»»
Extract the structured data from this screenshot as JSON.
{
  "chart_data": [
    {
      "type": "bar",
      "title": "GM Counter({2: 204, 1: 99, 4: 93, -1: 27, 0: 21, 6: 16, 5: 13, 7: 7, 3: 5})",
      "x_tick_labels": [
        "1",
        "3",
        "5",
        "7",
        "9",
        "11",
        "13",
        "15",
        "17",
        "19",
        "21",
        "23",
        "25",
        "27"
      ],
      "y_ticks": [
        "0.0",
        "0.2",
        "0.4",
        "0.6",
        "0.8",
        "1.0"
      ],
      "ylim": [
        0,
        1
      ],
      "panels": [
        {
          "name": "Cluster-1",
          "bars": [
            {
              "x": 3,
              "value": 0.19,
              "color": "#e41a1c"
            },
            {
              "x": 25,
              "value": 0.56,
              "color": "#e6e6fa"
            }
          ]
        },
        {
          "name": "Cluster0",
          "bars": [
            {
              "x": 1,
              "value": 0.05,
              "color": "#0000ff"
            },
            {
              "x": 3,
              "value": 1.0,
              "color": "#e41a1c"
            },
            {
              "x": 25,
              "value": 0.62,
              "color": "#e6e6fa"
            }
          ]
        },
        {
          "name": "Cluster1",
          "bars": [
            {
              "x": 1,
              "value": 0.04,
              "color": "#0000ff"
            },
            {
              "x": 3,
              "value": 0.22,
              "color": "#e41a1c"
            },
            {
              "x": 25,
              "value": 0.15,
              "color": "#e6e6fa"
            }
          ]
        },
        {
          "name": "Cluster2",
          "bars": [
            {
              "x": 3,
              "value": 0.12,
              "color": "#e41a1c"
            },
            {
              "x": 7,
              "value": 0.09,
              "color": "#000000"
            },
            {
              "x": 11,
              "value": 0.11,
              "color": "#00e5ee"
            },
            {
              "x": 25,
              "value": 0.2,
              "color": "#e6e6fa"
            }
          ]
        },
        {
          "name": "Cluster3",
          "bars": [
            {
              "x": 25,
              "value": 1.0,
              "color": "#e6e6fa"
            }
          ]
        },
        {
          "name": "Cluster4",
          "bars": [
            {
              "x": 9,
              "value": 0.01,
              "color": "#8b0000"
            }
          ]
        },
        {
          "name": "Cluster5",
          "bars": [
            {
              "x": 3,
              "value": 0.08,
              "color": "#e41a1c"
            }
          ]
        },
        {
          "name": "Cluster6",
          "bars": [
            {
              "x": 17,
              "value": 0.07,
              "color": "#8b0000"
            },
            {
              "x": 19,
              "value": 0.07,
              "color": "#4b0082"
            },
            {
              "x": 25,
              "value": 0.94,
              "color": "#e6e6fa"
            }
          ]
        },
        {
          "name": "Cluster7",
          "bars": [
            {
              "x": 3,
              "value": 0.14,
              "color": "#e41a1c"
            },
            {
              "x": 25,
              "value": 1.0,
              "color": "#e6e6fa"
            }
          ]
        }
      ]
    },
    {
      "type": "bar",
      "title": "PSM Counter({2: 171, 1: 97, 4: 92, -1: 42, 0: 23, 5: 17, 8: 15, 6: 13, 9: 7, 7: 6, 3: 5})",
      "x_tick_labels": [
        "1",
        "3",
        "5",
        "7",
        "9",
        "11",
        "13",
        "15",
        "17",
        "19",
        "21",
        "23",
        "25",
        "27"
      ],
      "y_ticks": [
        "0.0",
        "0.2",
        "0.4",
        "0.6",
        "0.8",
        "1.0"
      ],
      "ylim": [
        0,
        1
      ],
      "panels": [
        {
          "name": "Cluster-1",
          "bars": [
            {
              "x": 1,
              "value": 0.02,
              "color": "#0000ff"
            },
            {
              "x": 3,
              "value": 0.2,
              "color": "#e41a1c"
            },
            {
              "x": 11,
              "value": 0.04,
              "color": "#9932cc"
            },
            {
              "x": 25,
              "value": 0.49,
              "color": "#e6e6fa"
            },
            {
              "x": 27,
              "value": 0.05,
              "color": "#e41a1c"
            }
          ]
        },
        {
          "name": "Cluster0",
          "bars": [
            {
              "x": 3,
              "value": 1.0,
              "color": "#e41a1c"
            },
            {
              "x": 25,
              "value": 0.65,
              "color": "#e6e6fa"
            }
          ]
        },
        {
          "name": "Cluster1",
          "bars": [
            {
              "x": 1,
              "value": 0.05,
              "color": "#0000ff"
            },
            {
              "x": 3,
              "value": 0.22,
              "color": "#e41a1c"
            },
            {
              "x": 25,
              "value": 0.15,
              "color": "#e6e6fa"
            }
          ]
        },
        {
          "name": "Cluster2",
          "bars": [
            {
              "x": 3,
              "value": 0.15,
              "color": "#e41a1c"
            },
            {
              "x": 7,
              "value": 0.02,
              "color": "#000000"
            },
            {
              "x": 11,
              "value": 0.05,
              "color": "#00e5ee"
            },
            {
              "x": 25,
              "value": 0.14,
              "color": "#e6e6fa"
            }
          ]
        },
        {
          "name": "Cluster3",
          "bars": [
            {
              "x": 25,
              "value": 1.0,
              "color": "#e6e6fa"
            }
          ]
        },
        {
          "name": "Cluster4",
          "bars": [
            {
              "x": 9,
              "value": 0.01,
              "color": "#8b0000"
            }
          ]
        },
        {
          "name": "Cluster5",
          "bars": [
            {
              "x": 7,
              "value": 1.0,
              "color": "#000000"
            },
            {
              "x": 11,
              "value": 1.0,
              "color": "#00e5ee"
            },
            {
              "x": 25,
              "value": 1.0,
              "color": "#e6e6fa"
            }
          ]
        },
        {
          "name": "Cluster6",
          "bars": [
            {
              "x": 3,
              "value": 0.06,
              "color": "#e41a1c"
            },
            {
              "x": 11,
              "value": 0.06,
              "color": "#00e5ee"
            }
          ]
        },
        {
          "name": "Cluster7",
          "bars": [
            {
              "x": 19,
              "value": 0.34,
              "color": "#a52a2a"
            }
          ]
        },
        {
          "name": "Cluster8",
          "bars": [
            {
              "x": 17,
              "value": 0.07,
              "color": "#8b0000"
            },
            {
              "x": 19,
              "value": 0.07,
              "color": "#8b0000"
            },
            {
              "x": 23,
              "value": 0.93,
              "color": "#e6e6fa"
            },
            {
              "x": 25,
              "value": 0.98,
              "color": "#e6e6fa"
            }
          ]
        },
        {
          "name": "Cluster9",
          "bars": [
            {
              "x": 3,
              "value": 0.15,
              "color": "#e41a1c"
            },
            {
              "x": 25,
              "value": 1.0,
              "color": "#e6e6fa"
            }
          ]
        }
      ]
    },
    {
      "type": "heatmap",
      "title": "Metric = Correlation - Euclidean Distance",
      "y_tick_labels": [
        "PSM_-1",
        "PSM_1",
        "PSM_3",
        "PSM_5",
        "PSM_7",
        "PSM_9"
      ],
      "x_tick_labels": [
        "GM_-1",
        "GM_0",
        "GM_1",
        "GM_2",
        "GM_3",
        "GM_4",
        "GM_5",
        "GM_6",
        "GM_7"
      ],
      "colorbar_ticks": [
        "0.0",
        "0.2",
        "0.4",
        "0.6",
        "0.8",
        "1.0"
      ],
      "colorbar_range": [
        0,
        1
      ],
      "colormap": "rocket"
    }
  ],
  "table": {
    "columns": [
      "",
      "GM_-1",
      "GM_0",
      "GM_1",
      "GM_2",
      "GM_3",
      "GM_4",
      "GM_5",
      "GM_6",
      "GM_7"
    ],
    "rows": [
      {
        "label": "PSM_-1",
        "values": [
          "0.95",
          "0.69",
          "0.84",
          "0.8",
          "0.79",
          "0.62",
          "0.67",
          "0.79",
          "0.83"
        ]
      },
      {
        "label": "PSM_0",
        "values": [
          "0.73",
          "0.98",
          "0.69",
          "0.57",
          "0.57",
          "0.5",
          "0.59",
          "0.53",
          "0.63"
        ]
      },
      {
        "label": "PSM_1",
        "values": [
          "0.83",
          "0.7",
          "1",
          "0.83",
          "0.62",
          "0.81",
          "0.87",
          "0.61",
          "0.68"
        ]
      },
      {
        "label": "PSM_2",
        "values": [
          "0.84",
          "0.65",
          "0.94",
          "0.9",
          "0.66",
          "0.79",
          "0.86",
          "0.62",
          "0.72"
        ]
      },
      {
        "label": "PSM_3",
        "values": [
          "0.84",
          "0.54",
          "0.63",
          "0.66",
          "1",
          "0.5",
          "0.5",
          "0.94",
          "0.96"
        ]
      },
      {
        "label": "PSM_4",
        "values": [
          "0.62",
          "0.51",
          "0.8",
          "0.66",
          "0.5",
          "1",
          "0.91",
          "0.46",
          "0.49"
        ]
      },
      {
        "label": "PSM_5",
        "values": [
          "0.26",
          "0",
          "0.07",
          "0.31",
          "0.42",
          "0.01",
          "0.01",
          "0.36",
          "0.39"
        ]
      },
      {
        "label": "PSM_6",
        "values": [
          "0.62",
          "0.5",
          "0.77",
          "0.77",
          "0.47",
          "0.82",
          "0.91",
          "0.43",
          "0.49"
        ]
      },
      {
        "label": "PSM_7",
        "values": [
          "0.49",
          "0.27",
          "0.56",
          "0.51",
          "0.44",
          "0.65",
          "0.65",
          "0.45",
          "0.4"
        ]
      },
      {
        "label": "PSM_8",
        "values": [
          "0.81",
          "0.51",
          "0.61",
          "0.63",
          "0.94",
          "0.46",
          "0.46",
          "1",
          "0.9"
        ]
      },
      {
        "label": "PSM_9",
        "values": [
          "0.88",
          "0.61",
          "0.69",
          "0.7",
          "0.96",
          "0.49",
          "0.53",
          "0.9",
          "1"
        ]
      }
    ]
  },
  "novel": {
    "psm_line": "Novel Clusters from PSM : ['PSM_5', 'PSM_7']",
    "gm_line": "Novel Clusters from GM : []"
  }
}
««
(Aim of the exercise) State the number of lines in the records that contain the string "from", and nothing more.

(Exercise answer) 3